● Stored data:
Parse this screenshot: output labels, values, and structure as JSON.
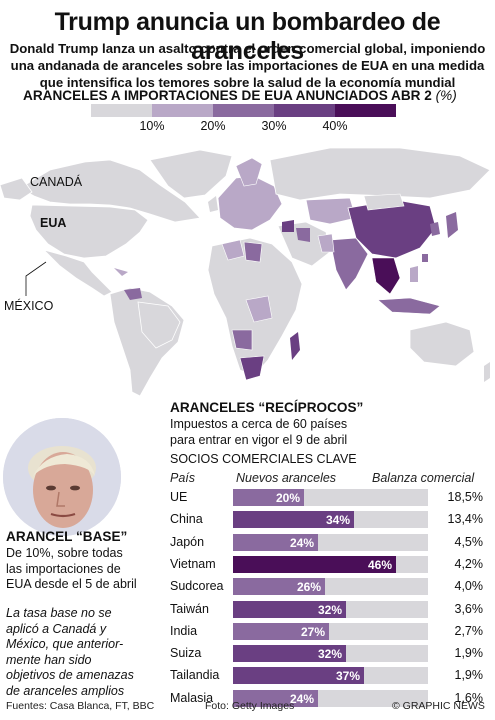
{
  "header": {
    "title": "Trump anuncia un bombardeo de aranceles",
    "subtitle_lines": [
      "Donald Trump lanza un asalto contra el orden comercial global, imponiendo",
      "una andanada de aranceles sobre las importaciones de EUA en una medida",
      "que intensifica los temores sobre la salud de la economía mundial"
    ]
  },
  "map": {
    "title": "ARANCELES A IMPORTACIONES DE EUA ANUNCIADOS ABR 2",
    "unit": "(%)",
    "scale_colors": [
      "#d8d7db",
      "#b9a8c7",
      "#8a6a9f",
      "#6a3f82",
      "#4a0e58"
    ],
    "scale_labels": [
      "10%",
      "20%",
      "30%",
      "40%"
    ],
    "labels": {
      "canada": "CANADÁ",
      "usa": "EUA",
      "mexico": "MÉXICO"
    }
  },
  "chart_data": {
    "type": "bar",
    "title": "ARANCELES “RECÍPROCOS”",
    "subtitle_lines": [
      "Impuestos a cerca de 60 países",
      "para entrar en vigor el 9 de abril"
    ],
    "section_title": "SOCIOS COMERCIALES CLAVE",
    "columns": [
      "País",
      "Nuevos aranceles",
      "Balanza comercial"
    ],
    "xlim": [
      0,
      55
    ],
    "categories": [
      "UE",
      "China",
      "Japón",
      "Vietnam",
      "Sudcorea",
      "Taiwán",
      "India",
      "Suiza",
      "Tailandia",
      "Malasia"
    ],
    "values": [
      20,
      34,
      24,
      46,
      26,
      32,
      27,
      32,
      37,
      24
    ],
    "value_labels": [
      "20%",
      "34%",
      "24%",
      "46%",
      "26%",
      "32%",
      "27%",
      "32%",
      "37%",
      "24%"
    ],
    "trade_balance": [
      "18,5%",
      "13,4%",
      "4,5%",
      "4,2%",
      "4,0%",
      "3,6%",
      "2,7%",
      "1,9%",
      "1,9%",
      "1,6%"
    ]
  },
  "base": {
    "title": "ARANCEL “BASE”",
    "desc_lines": [
      "De 10%, sobre todas",
      "las importaciones de",
      "EUA desde el 5 de abril"
    ],
    "note_lines": [
      "La tasa base no se",
      "aplicó a Canadá y",
      "México, que anterior-",
      "mente han sido",
      "objetivos de amenazas",
      "de aranceles amplios"
    ]
  },
  "footer": {
    "sources": "Fuentes: Casa Blanca, FT, BBC",
    "photo": "Foto: Getty Images",
    "credit": "© GRAPHIC NEWS"
  }
}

● Instructions for the task: Copy out the records above in full, exactly as written, but not the pictures.

● Exercise response:
Parse this screenshot: output labels, values, and structure as JSON.
{
  "header": {
    "title": "Trump anuncia un bombardeo de aranceles",
    "subtitle_lines": [
      "Donald Trump lanza un asalto contra el orden comercial global, imponiendo",
      "una andanada de aranceles sobre las importaciones de EUA en una medida",
      "que intensifica los temores sobre la salud de la economía mundial"
    ]
  },
  "map": {
    "title": "ARANCELES A IMPORTACIONES DE EUA ANUNCIADOS ABR 2",
    "unit": "(%)",
    "scale_colors": [
      "#d8d7db",
      "#b9a8c7",
      "#8a6a9f",
      "#6a3f82",
      "#4a0e58"
    ],
    "scale_labels": [
      "10%",
      "20%",
      "30%",
      "40%"
    ],
    "labels": {
      "canada": "CANADÁ",
      "usa": "EUA",
      "mexico": "MÉXICO"
    }
  },
  "chart_data": {
    "type": "bar",
    "title": "ARANCELES “RECÍPROCOS”",
    "subtitle_lines": [
      "Impuestos a cerca de 60 países",
      "para entrar en vigor el 9 de abril"
    ],
    "section_title": "SOCIOS COMERCIALES CLAVE",
    "columns": [
      "País",
      "Nuevos aranceles",
      "Balanza comercial"
    ],
    "xlim": [
      0,
      55
    ],
    "categories": [
      "UE",
      "China",
      "Japón",
      "Vietnam",
      "Sudcorea",
      "Taiwán",
      "India",
      "Suiza",
      "Tailandia",
      "Malasia"
    ],
    "values": [
      20,
      34,
      24,
      46,
      26,
      32,
      27,
      32,
      37,
      24
    ],
    "value_labels": [
      "20%",
      "34%",
      "24%",
      "46%",
      "26%",
      "32%",
      "27%",
      "32%",
      "37%",
      "24%"
    ],
    "trade_balance": [
      "18,5%",
      "13,4%",
      "4,5%",
      "4,2%",
      "4,0%",
      "3,6%",
      "2,7%",
      "1,9%",
      "1,9%",
      "1,6%"
    ]
  },
  "base": {
    "title": "ARANCEL “BASE”",
    "desc_lines": [
      "De 10%, sobre todas",
      "las importaciones de",
      "EUA desde el 5 de abril"
    ],
    "note_lines": [
      "La tasa base no se",
      "aplicó a Canadá y",
      "México, que anterior-",
      "mente han sido",
      "objetivos de amenazas",
      "de aranceles amplios"
    ]
  },
  "footer": {
    "sources": "Fuentes: Casa Blanca, FT, BBC",
    "photo": "Foto: Getty Images",
    "credit": "© GRAPHIC NEWS"
  }
}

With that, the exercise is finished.